Task: Present each line of the entries below that holds the word "title".

Data rows:
::::::::::

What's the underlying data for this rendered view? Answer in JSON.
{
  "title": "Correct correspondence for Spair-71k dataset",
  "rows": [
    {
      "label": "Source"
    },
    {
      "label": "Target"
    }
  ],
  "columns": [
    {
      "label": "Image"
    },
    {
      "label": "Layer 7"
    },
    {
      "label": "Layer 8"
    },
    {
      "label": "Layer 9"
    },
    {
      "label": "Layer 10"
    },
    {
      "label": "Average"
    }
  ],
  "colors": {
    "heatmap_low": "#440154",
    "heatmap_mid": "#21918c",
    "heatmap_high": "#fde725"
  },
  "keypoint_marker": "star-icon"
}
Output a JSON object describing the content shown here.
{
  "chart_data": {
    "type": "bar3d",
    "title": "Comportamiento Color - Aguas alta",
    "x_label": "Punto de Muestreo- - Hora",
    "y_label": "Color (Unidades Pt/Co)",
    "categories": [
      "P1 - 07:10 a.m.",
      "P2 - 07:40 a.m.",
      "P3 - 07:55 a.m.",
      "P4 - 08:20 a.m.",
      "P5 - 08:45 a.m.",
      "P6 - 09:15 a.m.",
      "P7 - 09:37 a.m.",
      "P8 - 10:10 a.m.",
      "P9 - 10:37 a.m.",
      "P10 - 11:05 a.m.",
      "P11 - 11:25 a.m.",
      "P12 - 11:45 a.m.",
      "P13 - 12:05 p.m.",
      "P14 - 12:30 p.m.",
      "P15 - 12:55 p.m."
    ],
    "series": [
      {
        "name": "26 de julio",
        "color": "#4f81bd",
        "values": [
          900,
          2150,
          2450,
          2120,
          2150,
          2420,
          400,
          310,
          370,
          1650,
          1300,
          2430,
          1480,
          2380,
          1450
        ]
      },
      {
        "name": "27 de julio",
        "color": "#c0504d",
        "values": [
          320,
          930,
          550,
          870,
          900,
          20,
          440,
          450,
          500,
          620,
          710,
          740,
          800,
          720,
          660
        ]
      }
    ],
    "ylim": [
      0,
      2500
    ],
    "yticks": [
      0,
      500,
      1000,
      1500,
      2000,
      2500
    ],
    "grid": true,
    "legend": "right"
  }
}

::::::::::

Result for this exercise:
  "title": "Correct correspondence for Spair-71k dataset",
    "title": "Comportamiento Color - Aguas alta",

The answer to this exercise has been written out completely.